Go through the entries below and collect each line with the string "рабочих" in it.

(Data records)
-------------------------
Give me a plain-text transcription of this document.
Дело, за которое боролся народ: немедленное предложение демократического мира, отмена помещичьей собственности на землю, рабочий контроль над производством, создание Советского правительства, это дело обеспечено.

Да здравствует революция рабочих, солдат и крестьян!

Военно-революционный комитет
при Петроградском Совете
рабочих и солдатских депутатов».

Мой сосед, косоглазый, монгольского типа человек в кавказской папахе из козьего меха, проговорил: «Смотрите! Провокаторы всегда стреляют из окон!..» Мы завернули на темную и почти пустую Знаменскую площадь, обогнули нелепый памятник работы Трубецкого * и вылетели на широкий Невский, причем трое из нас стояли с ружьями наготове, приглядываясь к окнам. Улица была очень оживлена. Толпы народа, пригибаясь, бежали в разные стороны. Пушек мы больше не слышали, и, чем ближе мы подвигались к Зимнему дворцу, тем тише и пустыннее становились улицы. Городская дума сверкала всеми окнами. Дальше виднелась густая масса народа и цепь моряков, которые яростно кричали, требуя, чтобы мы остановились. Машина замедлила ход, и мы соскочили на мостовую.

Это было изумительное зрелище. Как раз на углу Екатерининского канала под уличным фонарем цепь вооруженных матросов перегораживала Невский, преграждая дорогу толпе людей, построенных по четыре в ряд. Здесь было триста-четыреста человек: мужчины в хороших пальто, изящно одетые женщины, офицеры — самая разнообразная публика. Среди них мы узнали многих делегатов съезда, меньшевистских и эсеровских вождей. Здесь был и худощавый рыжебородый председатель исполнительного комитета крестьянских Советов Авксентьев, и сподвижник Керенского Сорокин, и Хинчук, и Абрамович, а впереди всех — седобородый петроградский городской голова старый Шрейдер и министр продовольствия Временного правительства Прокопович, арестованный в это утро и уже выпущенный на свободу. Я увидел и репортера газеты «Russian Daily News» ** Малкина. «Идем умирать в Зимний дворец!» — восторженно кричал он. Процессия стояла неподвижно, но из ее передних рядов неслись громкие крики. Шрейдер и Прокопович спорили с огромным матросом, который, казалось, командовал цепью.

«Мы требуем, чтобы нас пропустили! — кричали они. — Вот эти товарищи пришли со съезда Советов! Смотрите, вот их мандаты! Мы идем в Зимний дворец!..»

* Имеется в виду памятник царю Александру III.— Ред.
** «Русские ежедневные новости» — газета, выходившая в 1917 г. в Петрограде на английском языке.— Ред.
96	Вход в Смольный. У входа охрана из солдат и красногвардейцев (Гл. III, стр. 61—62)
-------------------------
_Answer to the problem_
Да здравствует революция рабочих, солдат и крестьян!
рабочих и солдатских депутатов».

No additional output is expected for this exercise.